**TO DO**
Format the listing as a Markdown table with the columns Row and Line. Start at the first line, continue through the line containing "353, 748, 417]", number each row, and leave out any blank lines.

:: DATASET RECORDS

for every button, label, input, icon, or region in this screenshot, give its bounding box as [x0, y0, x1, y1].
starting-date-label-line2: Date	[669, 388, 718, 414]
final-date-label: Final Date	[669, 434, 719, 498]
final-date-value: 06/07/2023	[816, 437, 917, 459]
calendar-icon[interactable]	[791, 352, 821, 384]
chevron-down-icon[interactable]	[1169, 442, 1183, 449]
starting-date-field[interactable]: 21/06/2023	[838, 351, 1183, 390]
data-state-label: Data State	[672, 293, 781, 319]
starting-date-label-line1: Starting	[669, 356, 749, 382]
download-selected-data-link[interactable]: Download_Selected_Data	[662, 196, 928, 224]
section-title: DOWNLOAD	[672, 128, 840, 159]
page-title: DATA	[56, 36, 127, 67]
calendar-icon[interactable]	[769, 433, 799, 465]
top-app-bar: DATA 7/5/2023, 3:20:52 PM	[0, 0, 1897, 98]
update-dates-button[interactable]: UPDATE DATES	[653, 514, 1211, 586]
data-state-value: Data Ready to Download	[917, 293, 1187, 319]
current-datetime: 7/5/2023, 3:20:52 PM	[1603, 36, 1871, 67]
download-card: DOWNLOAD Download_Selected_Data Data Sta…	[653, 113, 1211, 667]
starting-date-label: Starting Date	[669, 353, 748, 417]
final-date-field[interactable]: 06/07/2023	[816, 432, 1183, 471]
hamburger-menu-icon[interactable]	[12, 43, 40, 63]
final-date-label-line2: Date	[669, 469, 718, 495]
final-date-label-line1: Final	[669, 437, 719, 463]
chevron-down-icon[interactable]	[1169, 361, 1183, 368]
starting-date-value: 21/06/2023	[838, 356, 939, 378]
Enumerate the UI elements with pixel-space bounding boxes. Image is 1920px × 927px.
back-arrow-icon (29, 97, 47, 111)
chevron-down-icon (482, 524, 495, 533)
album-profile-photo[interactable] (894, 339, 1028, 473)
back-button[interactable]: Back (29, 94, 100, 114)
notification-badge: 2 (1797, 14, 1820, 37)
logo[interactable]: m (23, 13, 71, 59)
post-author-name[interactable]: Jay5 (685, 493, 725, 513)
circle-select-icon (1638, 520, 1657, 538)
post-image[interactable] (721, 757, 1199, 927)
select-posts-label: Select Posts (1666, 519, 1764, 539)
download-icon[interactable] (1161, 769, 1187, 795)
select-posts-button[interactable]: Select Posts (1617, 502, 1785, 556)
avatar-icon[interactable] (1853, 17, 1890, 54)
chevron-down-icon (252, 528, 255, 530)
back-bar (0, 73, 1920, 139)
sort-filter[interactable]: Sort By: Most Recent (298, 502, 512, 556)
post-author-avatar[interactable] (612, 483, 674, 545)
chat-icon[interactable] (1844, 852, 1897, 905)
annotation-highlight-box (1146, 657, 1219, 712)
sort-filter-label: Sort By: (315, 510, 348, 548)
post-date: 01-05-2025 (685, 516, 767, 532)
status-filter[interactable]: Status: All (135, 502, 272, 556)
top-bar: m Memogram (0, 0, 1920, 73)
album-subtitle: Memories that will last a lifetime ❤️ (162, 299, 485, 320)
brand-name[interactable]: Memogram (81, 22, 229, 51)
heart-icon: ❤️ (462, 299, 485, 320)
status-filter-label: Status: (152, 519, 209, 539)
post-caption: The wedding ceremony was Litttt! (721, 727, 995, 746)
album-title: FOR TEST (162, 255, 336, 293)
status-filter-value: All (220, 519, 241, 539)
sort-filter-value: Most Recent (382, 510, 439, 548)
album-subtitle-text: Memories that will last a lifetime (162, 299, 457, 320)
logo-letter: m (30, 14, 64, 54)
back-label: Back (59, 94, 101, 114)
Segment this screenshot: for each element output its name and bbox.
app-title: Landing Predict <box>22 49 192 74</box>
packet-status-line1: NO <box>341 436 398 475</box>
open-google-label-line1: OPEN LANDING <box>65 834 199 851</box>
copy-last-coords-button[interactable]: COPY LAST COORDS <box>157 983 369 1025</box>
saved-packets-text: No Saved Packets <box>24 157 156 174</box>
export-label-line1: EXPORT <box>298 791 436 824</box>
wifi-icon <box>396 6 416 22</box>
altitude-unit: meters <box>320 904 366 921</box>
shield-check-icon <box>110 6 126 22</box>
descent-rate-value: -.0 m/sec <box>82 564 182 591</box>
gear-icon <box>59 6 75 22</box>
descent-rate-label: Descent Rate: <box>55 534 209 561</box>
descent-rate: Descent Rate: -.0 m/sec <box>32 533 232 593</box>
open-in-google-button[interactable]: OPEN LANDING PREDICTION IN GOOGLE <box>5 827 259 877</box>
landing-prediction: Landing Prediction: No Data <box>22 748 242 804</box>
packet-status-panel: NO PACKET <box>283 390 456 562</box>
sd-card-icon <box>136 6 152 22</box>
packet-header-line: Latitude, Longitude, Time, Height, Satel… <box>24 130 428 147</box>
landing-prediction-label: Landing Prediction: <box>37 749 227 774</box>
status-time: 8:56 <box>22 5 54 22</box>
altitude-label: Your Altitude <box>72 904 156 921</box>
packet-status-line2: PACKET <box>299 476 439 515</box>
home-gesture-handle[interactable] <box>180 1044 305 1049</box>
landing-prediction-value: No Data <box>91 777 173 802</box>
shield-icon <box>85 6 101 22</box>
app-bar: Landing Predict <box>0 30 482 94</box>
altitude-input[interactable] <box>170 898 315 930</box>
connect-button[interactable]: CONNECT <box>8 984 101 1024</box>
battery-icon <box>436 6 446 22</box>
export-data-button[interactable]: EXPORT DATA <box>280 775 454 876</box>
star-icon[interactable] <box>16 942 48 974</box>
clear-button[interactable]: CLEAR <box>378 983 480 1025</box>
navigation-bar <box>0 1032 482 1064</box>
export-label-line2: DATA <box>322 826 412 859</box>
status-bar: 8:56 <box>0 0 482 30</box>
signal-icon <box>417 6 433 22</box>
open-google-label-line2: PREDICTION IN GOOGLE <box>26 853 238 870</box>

::::

**OUTPUT BELOW**
| Row | Line |
|---|---|
| 1 | for every button, label, input, icon, or region in this screenshot, give its bounding box as [x0, y0, x1, y1]. |
| 2 | starting-date-label-line2: Date	[669, 388, 718, 414] |
| 3 | final-date-label: Final Date	[669, 434, 719, 498] |
| 4 | final-date-value: 06/07/2023	[816, 437, 917, 459] |
| 5 | calendar-icon[interactable]	[791, 352, 821, 384] |
| 6 | chevron-down-icon[interactable]	[1169, 442, 1183, 449] |
| 7 | starting-date-field[interactable]: 21/06/2023	[838, 351, 1183, 390] |
| 8 | data-state-label: Data State	[672, 293, 781, 319] |
| 9 | starting-date-label-line1: Starting	[669, 356, 749, 382] |
| 10 | download-selected-data-link[interactable]: Download_Selected_Data	[662, 196, 928, 224] |
| 11 | section-title: DOWNLOAD	[672, 128, 840, 159] |
| 12 | page-title: DATA	[56, 36, 127, 67] |
| 13 | calendar-icon[interactable]	[769, 433, 799, 465] |
| 14 | top-app-bar: DATA 7/5/2023, 3:20:52 PM	[0, 0, 1897, 98] |
| 15 | update-dates-button[interactable]: UPDATE DATES	[653, 514, 1211, 586] |
| 16 | data-state-value: Data Ready to Download	[917, 293, 1187, 319] |
| 17 | current-datetime: 7/5/2023, 3:20:52 PM	[1603, 36, 1871, 67] |
| 18 | download-card: DOWNLOAD Download_Selected_Data Data Sta…	[653, 113, 1211, 667] |
| 19 | starting-date-label: Starting Date	[669, 353, 748, 417] |